(Raw records)
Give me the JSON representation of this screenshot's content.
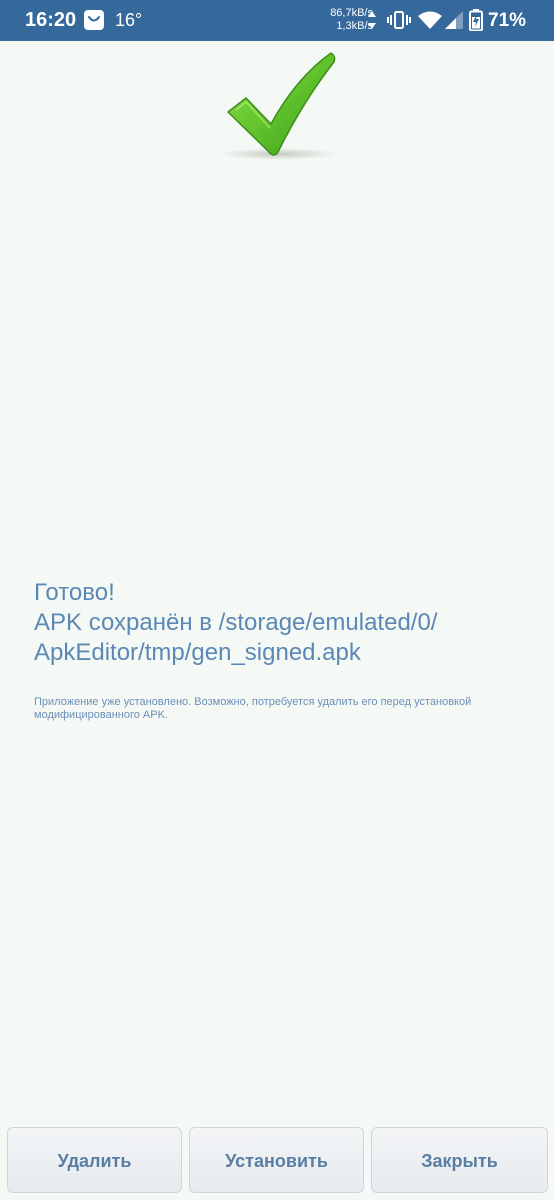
{
  "status_bar": {
    "time": "16:20",
    "temperature": "16°",
    "speed_down": "86,7kB/s",
    "speed_up": "1,3kB/s",
    "battery": "71%",
    "background_color": "#35689b",
    "icons": [
      "shop-icon",
      "vibrate-icon",
      "wifi-icon",
      "signal-icon",
      "battery-icon"
    ]
  },
  "result": {
    "icon": "checkmark-icon",
    "icon_color": "#5cbf2a",
    "title": "Готово!",
    "line2": "APK сохранён в /storage/emulated/0/",
    "line3": "ApkEditor/tmp/gen_signed.apk",
    "note": "Приложение уже установлено. Возможно, потребуется удалить его перед установкой модифицированного APK.",
    "text_color": "#5b88b5"
  },
  "buttons": {
    "delete": "Удалить",
    "install": "Установить",
    "close": "Закрыть"
  }
}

▸ Stated exercise: All the material shown above is to be copied exactly, with no pictures carried over.

▸ Full answer:
Give me the JSON representation of this screenshot's content.
{
  "status_bar": {
    "time": "16:20",
    "temperature": "16°",
    "speed_down": "86,7kB/s",
    "speed_up": "1,3kB/s",
    "battery": "71%",
    "background_color": "#35689b",
    "icons": [
      "shop-icon",
      "vibrate-icon",
      "wifi-icon",
      "signal-icon",
      "battery-icon"
    ]
  },
  "result": {
    "icon": "checkmark-icon",
    "icon_color": "#5cbf2a",
    "title": "Готово!",
    "line2": "APK сохранён в /storage/emulated/0/",
    "line3": "ApkEditor/tmp/gen_signed.apk",
    "note": "Приложение уже установлено. Возможно, потребуется удалить его перед установкой модифицированного APK.",
    "text_color": "#5b88b5"
  },
  "buttons": {
    "delete": "Удалить",
    "install": "Установить",
    "close": "Закрыть"
  }
}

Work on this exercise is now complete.